# Your instructions
Are you able to quote each entry exactly as written?

(Records from a data source)

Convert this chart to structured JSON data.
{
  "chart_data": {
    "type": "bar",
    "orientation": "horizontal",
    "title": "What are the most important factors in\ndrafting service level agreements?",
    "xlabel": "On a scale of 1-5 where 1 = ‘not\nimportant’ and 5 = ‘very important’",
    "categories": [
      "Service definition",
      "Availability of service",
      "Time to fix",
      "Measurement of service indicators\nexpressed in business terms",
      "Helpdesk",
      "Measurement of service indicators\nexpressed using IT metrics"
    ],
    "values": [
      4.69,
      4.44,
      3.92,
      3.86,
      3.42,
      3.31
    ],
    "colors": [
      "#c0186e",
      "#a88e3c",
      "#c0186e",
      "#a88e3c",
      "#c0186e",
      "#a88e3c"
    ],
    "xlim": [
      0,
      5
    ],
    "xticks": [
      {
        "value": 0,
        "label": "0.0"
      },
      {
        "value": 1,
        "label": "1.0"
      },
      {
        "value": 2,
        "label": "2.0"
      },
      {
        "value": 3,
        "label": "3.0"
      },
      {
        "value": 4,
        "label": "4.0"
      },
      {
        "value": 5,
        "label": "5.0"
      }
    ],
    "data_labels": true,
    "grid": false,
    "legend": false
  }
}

# Task answer
Convert this chart to structured JSON data.
{
  "chart_data": {
    "type": "bar",
    "orientation": "horizontal",
    "title": "What are the most important factors in\ndrafting service level agreements?",
    "xlabel": "On a scale of 1-5 where 1 = ‘not\nimportant’ and 5 = ‘very important’",
    "categories": [
      "Service definition",
      "Availability of service",
      "Time to fix",
      "Measurement of service indicators\nexpressed in business terms",
      "Helpdesk",
      "Measurement of service indicators\nexpressed using IT metrics"
    ],
    "values": [
      4.69,
      4.44,
      3.92,
      3.86,
      3.42,
      3.31
    ],
    "colors": [
      "#c0186e",
      "#a88e3c",
      "#c0186e",
      "#a88e3c",
      "#c0186e",
      "#a88e3c"
    ],
    "xlim": [
      0,
      5
    ],
    "xticks": [
      {
        "value": 0,
        "label": "0.0"
      },
      {
        "value": 1,
        "label": "1.0"
      },
      {
        "value": 2,
        "label": "2.0"
      },
      {
        "value": 3,
        "label": "3.0"
      },
      {
        "value": 4,
        "label": "4.0"
      },
      {
        "value": 5,
        "label": "5.0"
      }
    ],
    "data_labels": true,
    "grid": false,
    "legend": false
  }
}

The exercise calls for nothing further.